# start of Supplied records

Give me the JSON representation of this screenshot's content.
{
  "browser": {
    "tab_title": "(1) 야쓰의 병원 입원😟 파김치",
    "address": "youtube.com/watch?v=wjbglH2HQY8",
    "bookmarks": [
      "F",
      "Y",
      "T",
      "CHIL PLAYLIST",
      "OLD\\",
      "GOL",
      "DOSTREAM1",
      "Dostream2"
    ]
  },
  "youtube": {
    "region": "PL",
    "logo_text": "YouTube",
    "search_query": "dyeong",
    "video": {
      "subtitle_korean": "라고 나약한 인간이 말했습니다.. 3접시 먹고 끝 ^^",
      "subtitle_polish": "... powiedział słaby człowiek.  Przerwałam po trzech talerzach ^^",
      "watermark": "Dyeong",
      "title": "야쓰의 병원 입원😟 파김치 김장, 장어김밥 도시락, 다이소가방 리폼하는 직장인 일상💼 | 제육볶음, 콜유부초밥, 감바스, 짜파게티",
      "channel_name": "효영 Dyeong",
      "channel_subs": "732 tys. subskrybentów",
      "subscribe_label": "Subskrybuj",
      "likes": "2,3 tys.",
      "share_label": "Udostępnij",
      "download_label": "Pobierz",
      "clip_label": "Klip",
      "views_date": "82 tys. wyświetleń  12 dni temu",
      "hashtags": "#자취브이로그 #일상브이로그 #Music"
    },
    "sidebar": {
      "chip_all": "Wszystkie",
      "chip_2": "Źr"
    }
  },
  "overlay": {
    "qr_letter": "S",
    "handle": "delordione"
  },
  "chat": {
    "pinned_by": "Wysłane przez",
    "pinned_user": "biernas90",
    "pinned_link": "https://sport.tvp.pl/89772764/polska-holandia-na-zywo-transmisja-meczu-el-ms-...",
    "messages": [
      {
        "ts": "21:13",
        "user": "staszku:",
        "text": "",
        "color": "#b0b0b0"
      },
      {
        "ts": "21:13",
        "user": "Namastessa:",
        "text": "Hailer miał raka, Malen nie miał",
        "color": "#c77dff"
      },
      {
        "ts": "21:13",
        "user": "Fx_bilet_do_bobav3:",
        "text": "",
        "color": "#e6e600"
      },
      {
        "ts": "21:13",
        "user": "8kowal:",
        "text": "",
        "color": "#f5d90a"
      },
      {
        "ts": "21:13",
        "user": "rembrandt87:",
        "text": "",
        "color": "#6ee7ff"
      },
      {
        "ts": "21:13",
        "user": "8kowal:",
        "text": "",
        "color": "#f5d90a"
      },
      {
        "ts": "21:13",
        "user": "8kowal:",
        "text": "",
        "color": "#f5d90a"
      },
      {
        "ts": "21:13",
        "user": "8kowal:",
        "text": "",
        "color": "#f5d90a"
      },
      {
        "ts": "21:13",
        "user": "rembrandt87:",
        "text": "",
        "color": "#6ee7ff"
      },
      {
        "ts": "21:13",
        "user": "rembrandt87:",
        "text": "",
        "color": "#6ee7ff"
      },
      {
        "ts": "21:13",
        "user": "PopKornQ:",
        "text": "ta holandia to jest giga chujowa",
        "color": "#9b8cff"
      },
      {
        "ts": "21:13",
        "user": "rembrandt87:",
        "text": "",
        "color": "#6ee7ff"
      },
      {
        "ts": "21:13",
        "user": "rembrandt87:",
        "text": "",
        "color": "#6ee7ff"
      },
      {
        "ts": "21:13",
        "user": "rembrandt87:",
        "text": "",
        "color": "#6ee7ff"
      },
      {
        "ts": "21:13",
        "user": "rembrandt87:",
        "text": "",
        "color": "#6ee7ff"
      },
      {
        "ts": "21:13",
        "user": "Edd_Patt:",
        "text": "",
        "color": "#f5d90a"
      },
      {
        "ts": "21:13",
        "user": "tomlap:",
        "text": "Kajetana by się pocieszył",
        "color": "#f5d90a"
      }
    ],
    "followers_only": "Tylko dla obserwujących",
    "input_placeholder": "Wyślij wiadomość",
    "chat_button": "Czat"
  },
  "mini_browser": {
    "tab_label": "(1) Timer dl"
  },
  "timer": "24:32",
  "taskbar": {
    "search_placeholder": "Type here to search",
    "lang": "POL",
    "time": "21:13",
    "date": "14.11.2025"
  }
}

# end of Supplied records

# Task prompt:
Copy all of the data. Keep every word exactly as it is.

# Task answer:
Give me the JSON representation of this screenshot's content.
{
  "browser": {
    "tab_title": "(1) 야쓰의 병원 입원😟 파김치",
    "address": "youtube.com/watch?v=wjbglH2HQY8",
    "bookmarks": [
      "F",
      "Y",
      "T",
      "CHIL PLAYLIST",
      "OLD\\",
      "GOL",
      "DOSTREAM1",
      "Dostream2"
    ]
  },
  "youtube": {
    "region": "PL",
    "logo_text": "YouTube",
    "search_query": "dyeong",
    "video": {
      "subtitle_korean": "라고 나약한 인간이 말했습니다.. 3접시 먹고 끝 ^^",
      "subtitle_polish": "... powiedział słaby człowiek.  Przerwałam po trzech talerzach ^^",
      "watermark": "Dyeong",
      "title": "야쓰의 병원 입원😟 파김치 김장, 장어김밥 도시락, 다이소가방 리폼하는 직장인 일상💼 | 제육볶음, 콜유부초밥, 감바스, 짜파게티",
      "channel_name": "효영 Dyeong",
      "channel_subs": "732 tys. subskrybentów",
      "subscribe_label": "Subskrybuj",
      "likes": "2,3 tys.",
      "share_label": "Udostępnij",
      "download_label": "Pobierz",
      "clip_label": "Klip",
      "views_date": "82 tys. wyświetleń  12 dni temu",
      "hashtags": "#자취브이로그 #일상브이로그 #Music"
    },
    "sidebar": {
      "chip_all": "Wszystkie",
      "chip_2": "Źr"
    }
  },
  "overlay": {
    "qr_letter": "S",
    "handle": "delordione"
  },
  "chat": {
    "pinned_by": "Wysłane przez",
    "pinned_user": "biernas90",
    "pinned_link": "https://sport.tvp.pl/89772764/polska-holandia-na-zywo-transmisja-meczu-el-ms-...",
    "messages": [
      {
        "ts": "21:13",
        "user": "staszku:",
        "text": "",
        "color": "#b0b0b0"
      },
      {
        "ts": "21:13",
        "user": "Namastessa:",
        "text": "Hailer miał raka, Malen nie miał",
        "color": "#c77dff"
      },
      {
        "ts": "21:13",
        "user": "Fx_bilet_do_bobav3:",
        "text": "",
        "color": "#e6e600"
      },
      {
        "ts": "21:13",
        "user": "8kowal:",
        "text": "",
        "color": "#f5d90a"
      },
      {
        "ts": "21:13",
        "user": "rembrandt87:",
        "text": "",
        "color": "#6ee7ff"
      },
      {
        "ts": "21:13",
        "user": "8kowal:",
        "text": "",
        "color": "#f5d90a"
      },
      {
        "ts": "21:13",
        "user": "8kowal:",
        "text": "",
        "color": "#f5d90a"
      },
      {
        "ts": "21:13",
        "user": "8kowal:",
        "text": "",
        "color": "#f5d90a"
      },
      {
        "ts": "21:13",
        "user": "rembrandt87:",
        "text": "",
        "color": "#6ee7ff"
      },
      {
        "ts": "21:13",
        "user": "rembrandt87:",
        "text": "",
        "color": "#6ee7ff"
      },
      {
        "ts": "21:13",
        "user": "PopKornQ:",
        "text": "ta holandia to jest giga chujowa",
        "color": "#9b8cff"
      },
      {
        "ts": "21:13",
        "user": "rembrandt87:",
        "text": "",
        "color": "#6ee7ff"
      },
      {
        "ts": "21:13",
        "user": "rembrandt87:",
        "text": "",
        "color": "#6ee7ff"
      },
      {
        "ts": "21:13",
        "user": "rembrandt87:",
        "text": "",
        "color": "#6ee7ff"
      },
      {
        "ts": "21:13",
        "user": "rembrandt87:",
        "text": "",
        "color": "#6ee7ff"
      },
      {
        "ts": "21:13",
        "user": "Edd_Patt:",
        "text": "",
        "color": "#f5d90a"
      },
      {
        "ts": "21:13",
        "user": "tomlap:",
        "text": "Kajetana by się pocieszył",
        "color": "#f5d90a"
      }
    ],
    "followers_only": "Tylko dla obserwujących",
    "input_placeholder": "Wyślij wiadomość",
    "chat_button": "Czat"
  },
  "mini_browser": {
    "tab_label": "(1) Timer dl"
  },
  "timer": "24:32",
  "taskbar": {
    "search_placeholder": "Type here to search",
    "lang": "POL",
    "time": "21:13",
    "date": "14.11.2025"
  }
}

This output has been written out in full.